● **Given request A**
Write out everything in the records from their very first line down to the line containing "x-tick-label: 5 <box>156 298 163 308</box>", including both of those lines.

● **Given text**

Any thoughts or known answers?

Natural
03-05-03, 10:56 PM
I've read just a bit. General Relativity predicts that light slows down in a field of gravity proportionally to the field's strength. I'll stay away from black holes but I've read that, optically speaking, you can think of a strong field of gravity as though it was a lens, bending light. Hope this helps.:)

James R
03-05-03, 11:02 PM
The spacetime inside the event horizon of a black hole is extremely curved. Light still travels at the normal speed - it is not slowed or "pulled back" by the hole. It is just that no light paths lead out of the hole.

MacM
03-05-03, 11:04 PM
Natural,

Thanks for your reply. What you say is true and I knew that view my point in referring to the Black Hole was to make light stop so as to emphasize gravity's affect on light to broach the issue of the constant velocity of light.

Gravity must affect it it seems to me which should introduce some variation in light speed in different regions of the universe.

You don't have a homogeneous distribution of matter hence nor gravity.

Voids
Gallaxies

Gallaxy Clusters, etc., How much does that enfluence physics and Relativity.

● **Stored rows**
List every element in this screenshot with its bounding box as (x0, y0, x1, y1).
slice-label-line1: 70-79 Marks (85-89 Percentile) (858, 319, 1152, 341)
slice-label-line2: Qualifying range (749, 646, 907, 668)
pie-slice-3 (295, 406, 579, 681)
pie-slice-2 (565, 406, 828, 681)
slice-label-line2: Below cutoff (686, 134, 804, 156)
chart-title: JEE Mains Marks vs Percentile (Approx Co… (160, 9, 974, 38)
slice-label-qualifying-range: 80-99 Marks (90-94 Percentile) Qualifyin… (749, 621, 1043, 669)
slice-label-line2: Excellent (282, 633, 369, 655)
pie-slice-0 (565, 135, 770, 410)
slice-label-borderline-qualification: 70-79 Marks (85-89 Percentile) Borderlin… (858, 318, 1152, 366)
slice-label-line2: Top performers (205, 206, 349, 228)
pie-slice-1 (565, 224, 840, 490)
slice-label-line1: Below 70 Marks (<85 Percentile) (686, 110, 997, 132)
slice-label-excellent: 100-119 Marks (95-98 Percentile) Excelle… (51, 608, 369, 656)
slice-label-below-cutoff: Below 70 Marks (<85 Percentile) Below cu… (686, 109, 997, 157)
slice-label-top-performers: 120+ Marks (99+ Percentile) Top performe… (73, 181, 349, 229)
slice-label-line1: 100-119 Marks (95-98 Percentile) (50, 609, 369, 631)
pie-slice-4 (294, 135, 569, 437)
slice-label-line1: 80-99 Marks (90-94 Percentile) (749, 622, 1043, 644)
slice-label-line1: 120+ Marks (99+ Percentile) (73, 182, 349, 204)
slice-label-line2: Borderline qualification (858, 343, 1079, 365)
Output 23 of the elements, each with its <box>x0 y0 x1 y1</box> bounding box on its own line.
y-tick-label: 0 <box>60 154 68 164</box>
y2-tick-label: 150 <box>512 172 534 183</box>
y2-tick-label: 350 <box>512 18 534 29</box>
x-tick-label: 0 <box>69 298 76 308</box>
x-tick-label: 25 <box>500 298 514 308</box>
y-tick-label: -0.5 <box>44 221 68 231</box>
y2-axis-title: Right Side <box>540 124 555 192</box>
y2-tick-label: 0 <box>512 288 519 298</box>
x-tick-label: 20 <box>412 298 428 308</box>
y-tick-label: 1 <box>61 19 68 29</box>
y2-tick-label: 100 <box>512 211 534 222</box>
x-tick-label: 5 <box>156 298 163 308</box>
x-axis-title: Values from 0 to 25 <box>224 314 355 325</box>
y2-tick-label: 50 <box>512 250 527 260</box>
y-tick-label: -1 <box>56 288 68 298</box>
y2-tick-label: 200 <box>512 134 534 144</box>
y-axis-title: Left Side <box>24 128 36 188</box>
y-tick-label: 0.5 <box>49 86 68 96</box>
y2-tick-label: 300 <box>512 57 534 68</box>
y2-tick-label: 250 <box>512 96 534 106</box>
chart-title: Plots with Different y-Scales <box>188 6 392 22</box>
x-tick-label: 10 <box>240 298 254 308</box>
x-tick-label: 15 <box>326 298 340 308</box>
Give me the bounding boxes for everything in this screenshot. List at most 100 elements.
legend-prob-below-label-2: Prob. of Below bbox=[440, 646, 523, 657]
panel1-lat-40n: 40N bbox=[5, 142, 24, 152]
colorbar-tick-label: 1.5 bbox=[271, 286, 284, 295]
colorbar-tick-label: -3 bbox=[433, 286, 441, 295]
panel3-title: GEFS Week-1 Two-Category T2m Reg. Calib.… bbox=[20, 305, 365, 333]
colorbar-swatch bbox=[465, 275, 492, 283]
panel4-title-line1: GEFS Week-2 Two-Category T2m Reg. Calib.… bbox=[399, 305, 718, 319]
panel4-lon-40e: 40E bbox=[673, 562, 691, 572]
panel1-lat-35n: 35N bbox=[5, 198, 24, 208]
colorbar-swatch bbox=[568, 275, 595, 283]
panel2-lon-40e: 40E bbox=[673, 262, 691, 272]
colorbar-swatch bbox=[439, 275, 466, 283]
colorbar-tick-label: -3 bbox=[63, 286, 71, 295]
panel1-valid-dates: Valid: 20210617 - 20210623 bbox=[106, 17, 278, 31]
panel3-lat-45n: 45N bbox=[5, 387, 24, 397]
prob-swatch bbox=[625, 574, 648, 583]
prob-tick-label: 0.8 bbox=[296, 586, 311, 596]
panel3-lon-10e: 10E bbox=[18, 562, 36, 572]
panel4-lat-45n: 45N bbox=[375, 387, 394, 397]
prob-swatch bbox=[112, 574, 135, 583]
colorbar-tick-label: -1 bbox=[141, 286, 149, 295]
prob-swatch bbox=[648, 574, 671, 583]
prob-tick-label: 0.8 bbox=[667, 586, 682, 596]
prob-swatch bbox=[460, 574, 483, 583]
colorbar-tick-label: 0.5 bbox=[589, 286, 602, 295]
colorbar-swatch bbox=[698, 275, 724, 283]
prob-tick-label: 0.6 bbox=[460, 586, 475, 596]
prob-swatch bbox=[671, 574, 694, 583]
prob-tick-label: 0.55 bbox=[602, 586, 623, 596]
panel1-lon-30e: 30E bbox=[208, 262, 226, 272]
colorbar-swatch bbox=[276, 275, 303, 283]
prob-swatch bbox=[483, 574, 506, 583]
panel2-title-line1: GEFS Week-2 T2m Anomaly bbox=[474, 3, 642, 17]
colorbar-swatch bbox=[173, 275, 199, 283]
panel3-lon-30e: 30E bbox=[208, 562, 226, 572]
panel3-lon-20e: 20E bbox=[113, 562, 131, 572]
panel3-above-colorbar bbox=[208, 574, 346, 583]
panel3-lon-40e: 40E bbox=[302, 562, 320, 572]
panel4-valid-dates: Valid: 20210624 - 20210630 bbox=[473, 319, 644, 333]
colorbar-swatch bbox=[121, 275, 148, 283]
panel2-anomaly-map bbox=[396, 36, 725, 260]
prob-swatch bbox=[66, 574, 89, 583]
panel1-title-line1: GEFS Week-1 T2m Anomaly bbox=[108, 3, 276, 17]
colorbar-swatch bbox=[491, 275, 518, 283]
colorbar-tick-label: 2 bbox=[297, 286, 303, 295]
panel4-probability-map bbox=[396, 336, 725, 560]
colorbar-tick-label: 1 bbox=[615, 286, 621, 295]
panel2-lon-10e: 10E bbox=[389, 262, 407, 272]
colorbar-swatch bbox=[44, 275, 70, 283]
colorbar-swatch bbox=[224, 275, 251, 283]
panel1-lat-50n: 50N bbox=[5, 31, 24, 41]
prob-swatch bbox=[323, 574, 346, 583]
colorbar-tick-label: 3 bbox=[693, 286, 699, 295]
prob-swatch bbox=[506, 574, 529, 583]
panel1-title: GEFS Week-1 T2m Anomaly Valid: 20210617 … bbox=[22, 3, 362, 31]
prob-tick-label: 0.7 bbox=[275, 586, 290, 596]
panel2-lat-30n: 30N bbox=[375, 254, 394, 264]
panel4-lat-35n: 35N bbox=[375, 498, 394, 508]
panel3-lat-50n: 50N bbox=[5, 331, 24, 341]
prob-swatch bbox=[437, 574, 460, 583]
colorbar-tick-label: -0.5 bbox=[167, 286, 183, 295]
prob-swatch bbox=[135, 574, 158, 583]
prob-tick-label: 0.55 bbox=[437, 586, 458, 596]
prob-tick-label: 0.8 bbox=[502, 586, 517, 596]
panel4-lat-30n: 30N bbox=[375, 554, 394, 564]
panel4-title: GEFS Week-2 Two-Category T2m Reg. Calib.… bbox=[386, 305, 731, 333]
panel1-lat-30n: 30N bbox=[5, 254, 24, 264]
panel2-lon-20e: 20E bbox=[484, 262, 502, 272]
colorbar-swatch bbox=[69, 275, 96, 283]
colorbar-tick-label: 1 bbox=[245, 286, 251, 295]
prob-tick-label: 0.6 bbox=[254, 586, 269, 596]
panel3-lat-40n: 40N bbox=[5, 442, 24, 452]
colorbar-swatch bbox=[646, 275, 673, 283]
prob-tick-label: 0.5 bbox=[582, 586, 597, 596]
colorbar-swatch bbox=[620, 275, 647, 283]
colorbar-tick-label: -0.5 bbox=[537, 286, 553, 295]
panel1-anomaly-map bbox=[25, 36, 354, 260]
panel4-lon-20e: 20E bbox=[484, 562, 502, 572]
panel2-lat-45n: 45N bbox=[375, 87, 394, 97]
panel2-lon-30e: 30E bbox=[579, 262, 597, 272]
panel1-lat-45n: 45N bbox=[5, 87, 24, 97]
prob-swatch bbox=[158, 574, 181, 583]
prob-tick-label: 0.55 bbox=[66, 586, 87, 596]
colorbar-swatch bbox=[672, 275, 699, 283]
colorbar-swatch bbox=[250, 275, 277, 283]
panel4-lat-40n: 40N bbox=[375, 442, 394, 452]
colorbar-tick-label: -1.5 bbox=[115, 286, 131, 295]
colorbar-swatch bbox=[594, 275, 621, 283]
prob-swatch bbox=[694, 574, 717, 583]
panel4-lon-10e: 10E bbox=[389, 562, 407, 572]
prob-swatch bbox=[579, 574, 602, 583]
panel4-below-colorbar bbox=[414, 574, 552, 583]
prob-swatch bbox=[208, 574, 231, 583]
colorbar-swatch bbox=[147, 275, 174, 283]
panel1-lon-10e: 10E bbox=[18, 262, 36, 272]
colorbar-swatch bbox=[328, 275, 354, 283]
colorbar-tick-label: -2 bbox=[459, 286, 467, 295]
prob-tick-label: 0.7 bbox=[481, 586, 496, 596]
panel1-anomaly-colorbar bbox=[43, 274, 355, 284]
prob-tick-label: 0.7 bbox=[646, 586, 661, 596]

● **Given request B**
From the forum thread on gravity and light, give again everything from "Thanks for your" down to "velocity of light.", word for word.

● **Exercise result A**
List every element in this screenshot with its bounding box as (x0, y0, x1, y1).
slice-label-line1: 70-79 Marks (85-89 Percentile) (858, 319, 1152, 341)
slice-label-line2: Qualifying range (749, 646, 907, 668)
pie-slice-3 (295, 406, 579, 681)
pie-slice-2 (565, 406, 828, 681)
slice-label-line2: Below cutoff (686, 134, 804, 156)
chart-title: JEE Mains Marks vs Percentile (Approx Co… (160, 9, 974, 38)
slice-label-qualifying-range: 80-99 Marks (90-94 Percentile) Qualifyin… (749, 621, 1043, 669)
slice-label-line2: Excellent (282, 633, 369, 655)
pie-slice-0 (565, 135, 770, 410)
slice-label-borderline-qualification: 70-79 Marks (85-89 Percentile) Borderlin… (858, 318, 1152, 366)
slice-label-line2: Top performers (205, 206, 349, 228)
pie-slice-1 (565, 224, 840, 490)
slice-label-line1: Below 70 Marks (<85 Percentile) (686, 110, 997, 132)
slice-label-excellent: 100-119 Marks (95-98 Percentile) Excelle… (51, 608, 369, 656)
slice-label-below-cutoff: Below 70 Marks (<85 Percentile) Below cu… (686, 109, 997, 157)
slice-label-top-performers: 120+ Marks (99+ Percentile) Top performe… (73, 181, 349, 229)
slice-label-line1: 100-119 Marks (95-98 Percentile) (50, 609, 369, 631)
pie-slice-4 (294, 135, 569, 437)
slice-label-line1: 80-99 Marks (90-94 Percentile) (749, 622, 1043, 644)
slice-label-line1: 120+ Marks (99+ Percentile) (73, 182, 349, 204)
slice-label-line2: Borderline qualification (858, 343, 1079, 365)
Output 23 of the elements, each with its <box>x0 y0 x1 y1</box> bounding box on its own line.
y-tick-label: 0 <box>60 154 68 164</box>
y2-tick-label: 150 <box>512 172 534 183</box>
y2-tick-label: 350 <box>512 18 534 29</box>
x-tick-label: 0 <box>69 298 76 308</box>
x-tick-label: 25 <box>500 298 514 308</box>
y-tick-label: -0.5 <box>44 221 68 231</box>
y2-axis-title: Right Side <box>540 124 555 192</box>
y2-tick-label: 0 <box>512 288 519 298</box>
x-tick-label: 20 <box>412 298 428 308</box>
y-tick-label: 1 <box>61 19 68 29</box>
y2-tick-label: 100 <box>512 211 534 222</box>
x-tick-label: 5 <box>156 298 163 308</box>

● **Exercise result B**
Thanks for your reply. What you say is true and I knew that view my point in referring to the Black Hole was to make light stop so as to emphasize gravity's affect on light to broach the issue of the constant velocity of light.